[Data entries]
━━━

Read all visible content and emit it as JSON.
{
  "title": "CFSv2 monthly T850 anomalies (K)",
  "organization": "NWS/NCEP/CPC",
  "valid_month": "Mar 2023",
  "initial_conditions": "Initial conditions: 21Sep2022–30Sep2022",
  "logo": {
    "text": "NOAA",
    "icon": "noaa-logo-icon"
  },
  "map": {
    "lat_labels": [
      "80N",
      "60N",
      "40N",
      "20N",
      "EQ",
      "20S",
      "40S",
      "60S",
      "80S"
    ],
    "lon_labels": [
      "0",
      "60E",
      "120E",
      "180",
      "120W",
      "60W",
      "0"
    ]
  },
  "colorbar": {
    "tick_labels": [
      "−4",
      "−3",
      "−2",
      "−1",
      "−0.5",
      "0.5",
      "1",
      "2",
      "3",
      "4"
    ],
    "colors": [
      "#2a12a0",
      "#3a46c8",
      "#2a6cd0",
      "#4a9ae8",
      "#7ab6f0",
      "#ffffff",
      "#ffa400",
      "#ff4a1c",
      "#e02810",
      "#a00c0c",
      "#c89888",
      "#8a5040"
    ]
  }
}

━━━

WHAT NEEDS TO BE DONE:
Return the listing above in its exact form.

ANSWER TO THE TASK:
Read all visible content and emit it as JSON.
{
  "title": "CFSv2 monthly T850 anomalies (K)",
  "organization": "NWS/NCEP/CPC",
  "valid_month": "Mar 2023",
  "initial_conditions": "Initial conditions: 21Sep2022–30Sep2022",
  "logo": {
    "text": "NOAA",
    "icon": "noaa-logo-icon"
  },
  "map": {
    "lat_labels": [
      "80N",
      "60N",
      "40N",
      "20N",
      "EQ",
      "20S",
      "40S",
      "60S",
      "80S"
    ],
    "lon_labels": [
      "0",
      "60E",
      "120E",
      "180",
      "120W",
      "60W",
      "0"
    ]
  },
  "colorbar": {
    "tick_labels": [
      "−4",
      "−3",
      "−2",
      "−1",
      "−0.5",
      "0.5",
      "1",
      "2",
      "3",
      "4"
    ],
    "colors": [
      "#2a12a0",
      "#3a46c8",
      "#2a6cd0",
      "#4a9ae8",
      "#7ab6f0",
      "#ffffff",
      "#ffa400",
      "#ff4a1c",
      "#e02810",
      "#a00c0c",
      "#c89888",
      "#8a5040"
    ]
  }
}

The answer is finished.